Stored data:
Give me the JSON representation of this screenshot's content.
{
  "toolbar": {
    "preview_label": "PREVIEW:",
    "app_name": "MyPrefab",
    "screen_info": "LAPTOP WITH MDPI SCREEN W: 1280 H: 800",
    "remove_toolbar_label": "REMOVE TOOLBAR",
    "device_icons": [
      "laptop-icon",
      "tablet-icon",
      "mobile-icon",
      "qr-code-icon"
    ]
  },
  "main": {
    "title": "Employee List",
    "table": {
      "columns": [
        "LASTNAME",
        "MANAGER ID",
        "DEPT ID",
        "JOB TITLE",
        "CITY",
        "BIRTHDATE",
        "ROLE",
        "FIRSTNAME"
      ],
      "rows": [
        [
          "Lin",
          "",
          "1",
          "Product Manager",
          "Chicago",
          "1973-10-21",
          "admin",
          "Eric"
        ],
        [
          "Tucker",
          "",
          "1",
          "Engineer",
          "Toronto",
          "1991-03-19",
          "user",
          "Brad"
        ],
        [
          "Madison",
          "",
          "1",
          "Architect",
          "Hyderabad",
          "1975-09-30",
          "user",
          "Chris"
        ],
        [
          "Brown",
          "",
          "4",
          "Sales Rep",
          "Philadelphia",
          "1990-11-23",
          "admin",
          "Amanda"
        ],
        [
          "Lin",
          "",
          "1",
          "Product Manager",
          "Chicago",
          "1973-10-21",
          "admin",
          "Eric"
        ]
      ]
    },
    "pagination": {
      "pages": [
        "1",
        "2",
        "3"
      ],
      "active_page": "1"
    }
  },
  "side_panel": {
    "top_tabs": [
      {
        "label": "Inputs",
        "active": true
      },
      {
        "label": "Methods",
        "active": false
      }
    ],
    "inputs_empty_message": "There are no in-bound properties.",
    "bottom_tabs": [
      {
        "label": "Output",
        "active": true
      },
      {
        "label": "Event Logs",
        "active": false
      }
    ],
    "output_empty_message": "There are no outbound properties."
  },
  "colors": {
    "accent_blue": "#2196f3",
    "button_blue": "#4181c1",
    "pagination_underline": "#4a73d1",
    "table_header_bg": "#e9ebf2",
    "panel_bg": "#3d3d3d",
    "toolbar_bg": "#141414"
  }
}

*REQUIRED TASK*: Every record above must be duplicated exactly.

*EXERCISE RESULT*:
Give me the JSON representation of this screenshot's content.
{
  "toolbar": {
    "preview_label": "PREVIEW:",
    "app_name": "MyPrefab",
    "screen_info": "LAPTOP WITH MDPI SCREEN W: 1280 H: 800",
    "remove_toolbar_label": "REMOVE TOOLBAR",
    "device_icons": [
      "laptop-icon",
      "tablet-icon",
      "mobile-icon",
      "qr-code-icon"
    ]
  },
  "main": {
    "title": "Employee List",
    "table": {
      "columns": [
        "LASTNAME",
        "MANAGER ID",
        "DEPT ID",
        "JOB TITLE",
        "CITY",
        "BIRTHDATE",
        "ROLE",
        "FIRSTNAME"
      ],
      "rows": [
        [
          "Lin",
          "",
          "1",
          "Product Manager",
          "Chicago",
          "1973-10-21",
          "admin",
          "Eric"
        ],
        [
          "Tucker",
          "",
          "1",
          "Engineer",
          "Toronto",
          "1991-03-19",
          "user",
          "Brad"
        ],
        [
          "Madison",
          "",
          "1",
          "Architect",
          "Hyderabad",
          "1975-09-30",
          "user",
          "Chris"
        ],
        [
          "Brown",
          "",
          "4",
          "Sales Rep",
          "Philadelphia",
          "1990-11-23",
          "admin",
          "Amanda"
        ],
        [
          "Lin",
          "",
          "1",
          "Product Manager",
          "Chicago",
          "1973-10-21",
          "admin",
          "Eric"
        ]
      ]
    },
    "pagination": {
      "pages": [
        "1",
        "2",
        "3"
      ],
      "active_page": "1"
    }
  },
  "side_panel": {
    "top_tabs": [
      {
        "label": "Inputs",
        "active": true
      },
      {
        "label": "Methods",
        "active": false
      }
    ],
    "inputs_empty_message": "There are no in-bound properties.",
    "bottom_tabs": [
      {
        "label": "Output",
        "active": true
      },
      {
        "label": "Event Logs",
        "active": false
      }
    ],
    "output_empty_message": "There are no outbound properties."
  },
  "colors": {
    "accent_blue": "#2196f3",
    "button_blue": "#4181c1",
    "pagination_underline": "#4a73d1",
    "table_header_bg": "#e9ebf2",
    "panel_bg": "#3d3d3d",
    "toolbar_bg": "#141414"
  }
}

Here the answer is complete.